INSTRUCTIONS TO FOLLOW.
Extract all lines from the data beneath that include the word "STEP".
----- MATERIAL SHOWN
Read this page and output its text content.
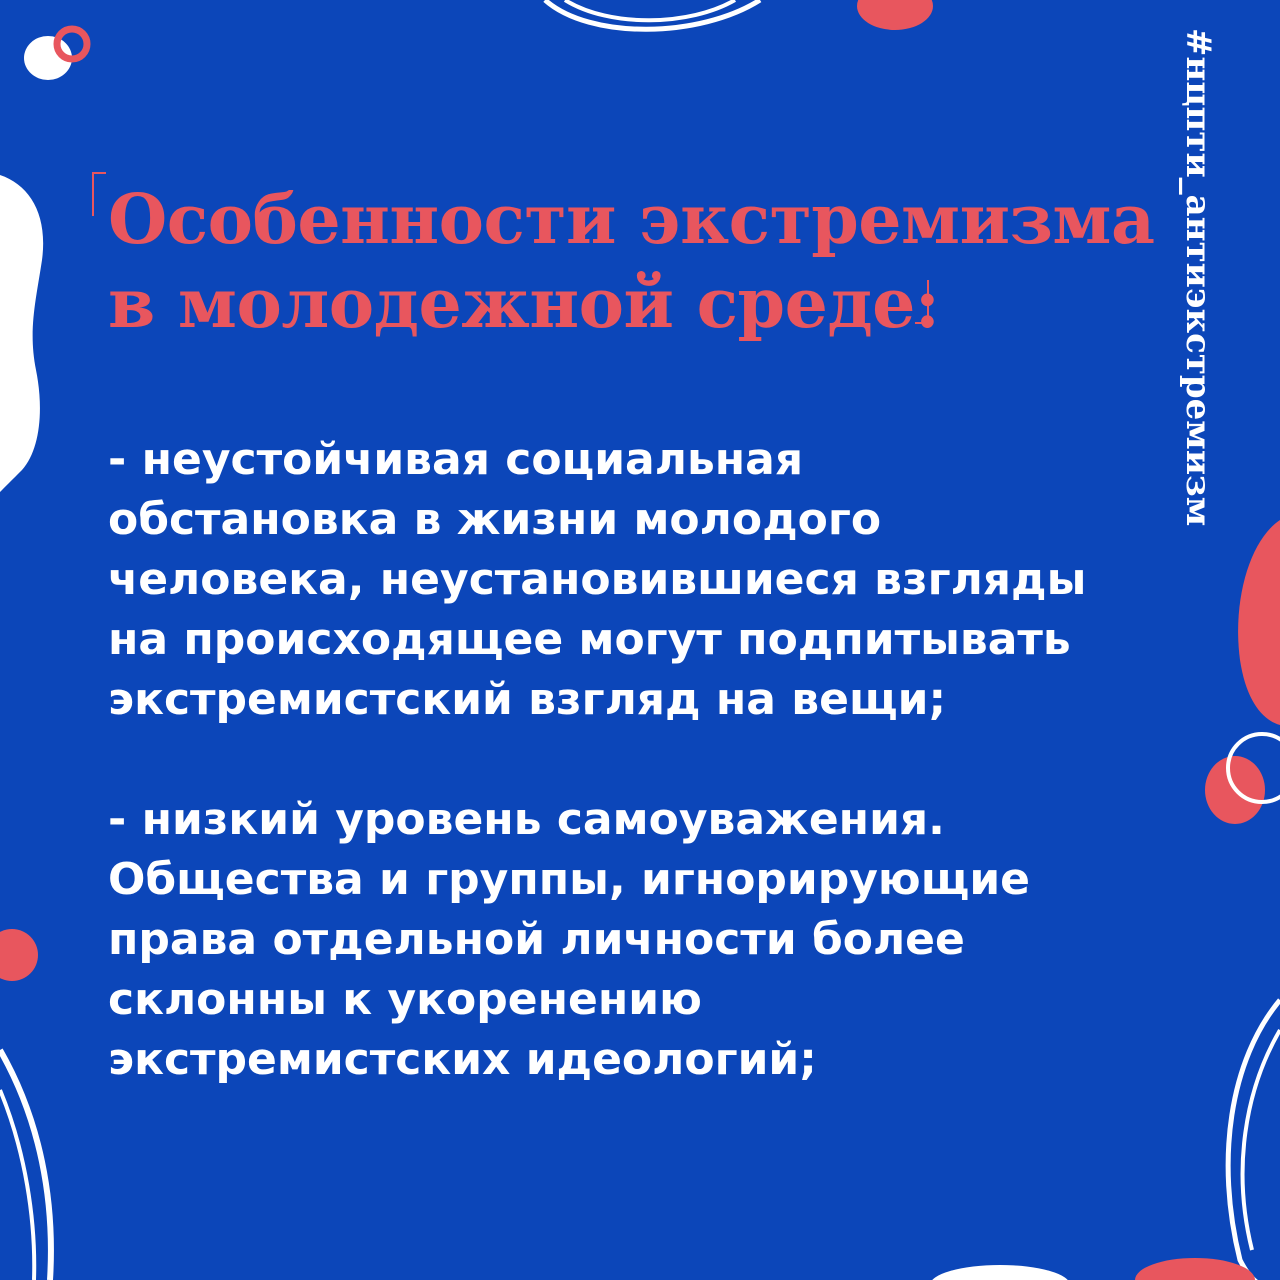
Особенности экстремизма
в молодежной среде:

- неустойчивая социальная
обстановка в жизни молодого
человека, неустановившиеся взгляды
на происходящее могут подпитывать
экстремистский взгляд на вещи;

- низкий уровень самоуважения.
Общества и группы, игнорирующие
права отдельной личности более
склонны к укоренению
экстремистских идеологий;

#нцпти_антиэкстремизм
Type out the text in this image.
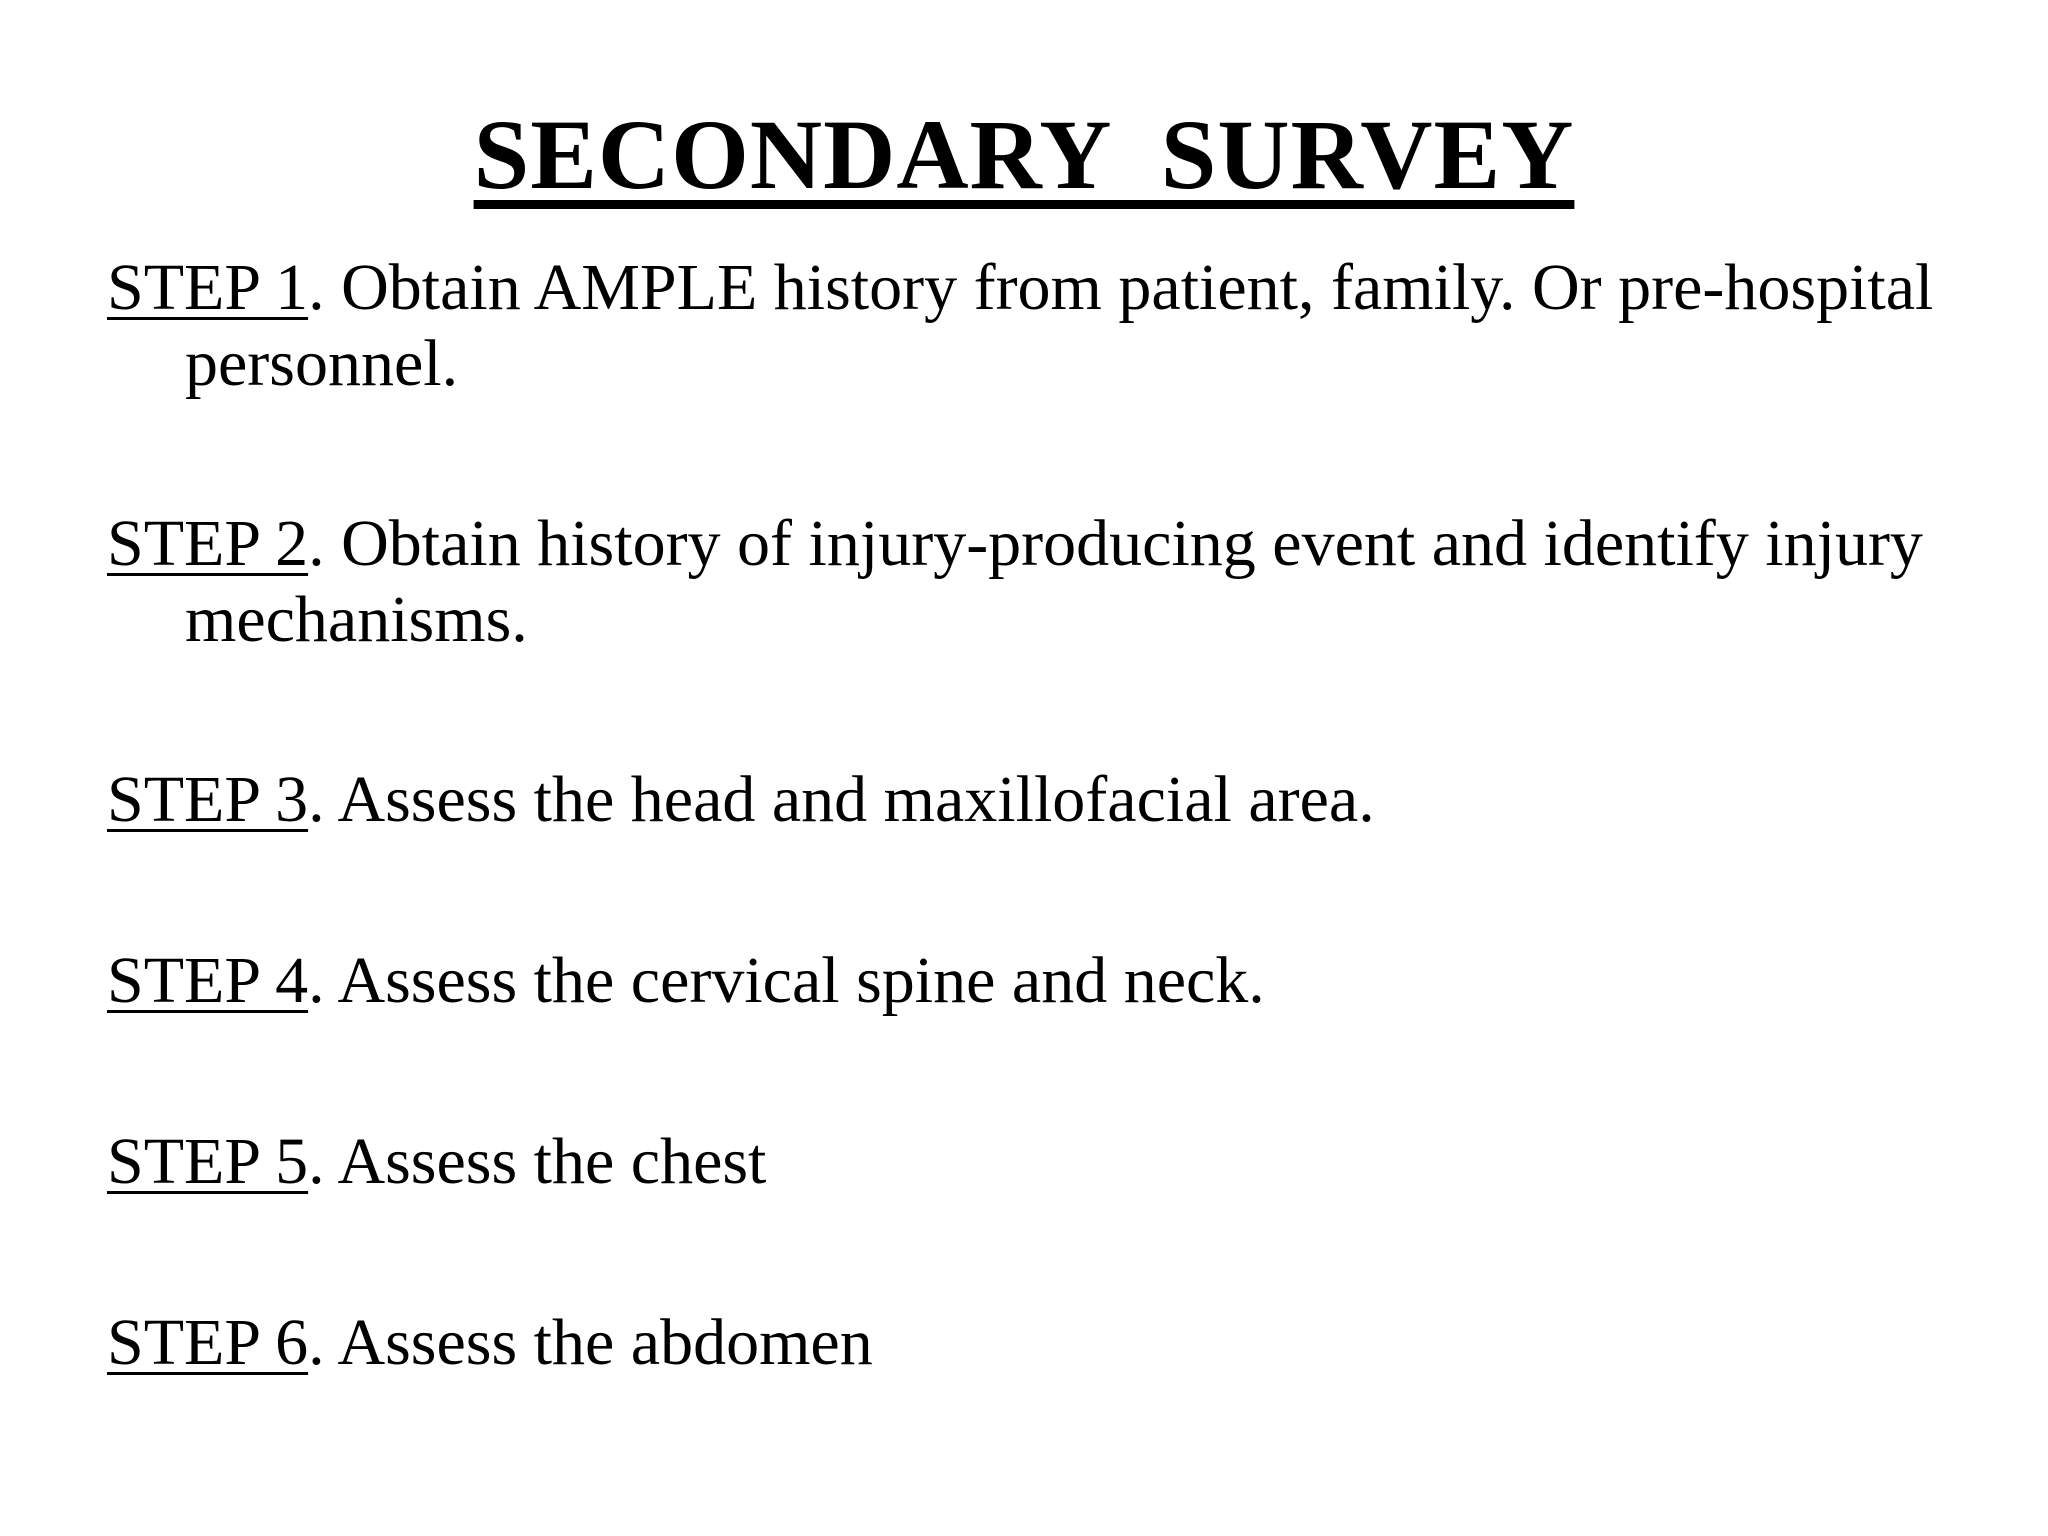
SECONDARY  SURVEY

STEP 1. Obtain AMPLE history from patient, family. Or pre-hospital personnel.

STEP 2. Obtain history of injury-producing event and identify injury mechanisms.

STEP 3. Assess the head and maxillofacial area.

STEP 4. Assess the cervical spine and neck.

STEP 5. Assess the chest

STEP 6. Assess the abdomen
----------
TASK ANSWER.
STEP 1. Obtain AMPLE history from patient, family. Or pre-hospital personnel.
STEP 2. Obtain history of injury-producing event and identify injury mechanisms.
STEP 3. Assess the head and maxillofacial area.
STEP 4. Assess the cervical spine and neck.
STEP 5. Assess the chest
STEP 6. Assess the abdomen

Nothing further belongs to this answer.